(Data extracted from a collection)
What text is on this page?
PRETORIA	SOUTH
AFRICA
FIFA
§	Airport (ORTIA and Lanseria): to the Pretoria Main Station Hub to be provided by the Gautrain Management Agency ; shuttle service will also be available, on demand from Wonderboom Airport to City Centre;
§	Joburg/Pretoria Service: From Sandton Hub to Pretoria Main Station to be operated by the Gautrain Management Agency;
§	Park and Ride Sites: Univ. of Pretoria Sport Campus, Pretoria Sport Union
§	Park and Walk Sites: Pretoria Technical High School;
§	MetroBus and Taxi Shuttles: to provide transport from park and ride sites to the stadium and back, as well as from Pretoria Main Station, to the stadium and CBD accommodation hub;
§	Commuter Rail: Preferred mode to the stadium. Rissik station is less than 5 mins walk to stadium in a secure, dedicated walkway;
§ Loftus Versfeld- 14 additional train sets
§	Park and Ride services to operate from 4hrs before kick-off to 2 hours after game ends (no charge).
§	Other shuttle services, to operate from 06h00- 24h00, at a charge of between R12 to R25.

▶ _PROBLEM DETAILS_: Extract the entries above verbatim.

▶ _CORRECT OUTPUT_:
What text is on this page?
PRETORIA	SOUTH
AFRICA
FIFA
§	Airport (ORTIA and Lanseria): to the Pretoria Main Station Hub to be provided by the Gautrain Management Agency ; shuttle service will also be available, on demand from Wonderboom Airport to City Centre;
§	Joburg/Pretoria Service: From Sandton Hub to Pretoria Main Station to be operated by the Gautrain Management Agency;
§	Park and Ride Sites: Univ. of Pretoria Sport Campus, Pretoria Sport Union
§	Park and Walk Sites: Pretoria Technical High School;
§	MetroBus and Taxi Shuttles: to provide transport from park and ride sites to the stadium and back, as well as from Pretoria Main Station, to the stadium and CBD accommodation hub;
§	Commuter Rail: Preferred mode to the stadium. Rissik station is less than 5 mins walk to stadium in a secure, dedicated walkway;
§ Loftus Versfeld- 14 additional train sets
§	Park and Ride services to operate from 4hrs before kick-off to 2 hours after game ends (no charge).
§	Other shuttle services, to operate from 06h00- 24h00, at a charge of between R12 to R25.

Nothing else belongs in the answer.